━━━━━ Texte du document

Ils disent en citant simplement le texte : « Celui qui croira et qui sera baptisé sera sauvé». Voilà la solide justification qu ‘ils donnent aux adversaires, et rien de plus. La seule explication, je n ‘en vois pas d’autres, est qu ‘ils sont devenus complètement fous et insensés, en prétendant présenter la foi aux ennemis d’une manière aussi simpliste. Il faudrait jeter au rebut ce genre de preuves et précipiter au fond de l’enfer les discoure de ce genre.

Car elles sont bien plus folles que la folie elle-même. Qui pourra jamais assez le regretter et le déplorer ? N’avons nous pas de sang dans les veines ? Et faut-il être aussi fou et déraisonnable ? Ne sent-on pas une petite étincelle, qui bientôt s’éveillera pour devenir un brasier ?

Oui, on la sent, et je la sens aussi ! J’ai été pris d’une grande pitié en voyant que l’Église chrétienne est déchirée au point que Dieu ne pourrait lui infliger pire tourment à moins de vouloir l’éteindre complètement, ce qu ‘II ne fera pas, si ce n ‘est à cause de ces enfoirés qui ont enseigné à adorer Baal.

Ceux-là mériteraient d’être sciés en deux par le milieu, comme dit Daniel, car ils n’ont pas mis en pratique les jugements de Dieu.

Ayant lu et relu l’histoire des anciens Pères de l’Église, j’y trouve qu’après la mort des disciples des Apôtres l’Église virginale et immaculée est rapidement devenue une prostituée par la faute des prêtres qui ont égaré les âmes.

Car les prêtres ont toujours voulu siéger au premier rang, ainsi que l’attestent Hégésippe et Eusèbe et d’autres encore. Et du fait que le peuple a permis que l’élection des prêtres fût négligée, il n’a plus été possible de tenir un véritable concile depuis qu’a commencé cette négligence.

━━━━━━━━━━
━━━━━ Données extraites

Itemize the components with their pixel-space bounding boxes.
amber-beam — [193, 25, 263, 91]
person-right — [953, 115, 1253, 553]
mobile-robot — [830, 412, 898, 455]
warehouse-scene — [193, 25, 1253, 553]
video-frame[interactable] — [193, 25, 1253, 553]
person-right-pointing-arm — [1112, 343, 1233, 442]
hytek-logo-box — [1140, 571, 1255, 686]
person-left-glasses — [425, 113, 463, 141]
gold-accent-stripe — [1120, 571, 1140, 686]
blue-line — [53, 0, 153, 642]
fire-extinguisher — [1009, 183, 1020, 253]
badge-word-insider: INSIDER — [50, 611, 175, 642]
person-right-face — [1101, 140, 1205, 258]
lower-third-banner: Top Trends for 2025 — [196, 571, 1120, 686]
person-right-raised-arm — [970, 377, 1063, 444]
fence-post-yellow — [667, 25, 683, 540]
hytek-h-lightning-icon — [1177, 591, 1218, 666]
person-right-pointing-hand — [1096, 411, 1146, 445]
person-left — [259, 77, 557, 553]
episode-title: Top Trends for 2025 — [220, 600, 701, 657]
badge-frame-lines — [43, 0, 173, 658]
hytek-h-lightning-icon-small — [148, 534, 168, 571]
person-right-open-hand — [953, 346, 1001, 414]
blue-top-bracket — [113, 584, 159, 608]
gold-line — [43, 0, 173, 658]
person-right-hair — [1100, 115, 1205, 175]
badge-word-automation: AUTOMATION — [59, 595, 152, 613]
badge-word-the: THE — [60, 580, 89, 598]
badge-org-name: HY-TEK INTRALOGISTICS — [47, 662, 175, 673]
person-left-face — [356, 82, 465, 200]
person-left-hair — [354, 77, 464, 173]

━━━━━━━━━━

**Exercices proposés**
1. Répondez aux questions suivantes à partir du texte :
(a) Quelle parole les personnes critiquées citent-elles pour seule justification face aux adversaires ?
(b) Que mériteraient « ceux-là », comme dit Daniel ?
(c) Quels auteurs sont nommés pour attester que les prêtres ont toujours voulu siéger au premier rang ?
2. Recopiez, s'il vous plaît, le passage du texte qui va de « Ayant lu et » jusqu'à « commencé cette négligence. ».

**Réponses par exercice**
1.
(a) « Celui qui croira et qui sera baptisé sera sauvé ».
(b) D'être sciés en deux par le milieu.
(c) Hégésippe et Eusèbe, ainsi que d'autres encore.

2.
Ayant lu et relu l’histoire des anciens Pères de l’Église, j’y trouve qu’après la mort des disciples des Apôtres l’Église virginale et immaculée est rapidement devenue une prostituée par la faute des prêtres qui ont égaré les âmes.

Car les prêtres ont toujours voulu siéger au premier rang, ainsi que l’attestent Hégésippe et Eusèbe et d’autres encore. Et du fait que le peuple a permis que l’élection des prêtres fût négligée, il n’a plus été possible de tenir un véritable concile depuis qu’a commencé cette négligence.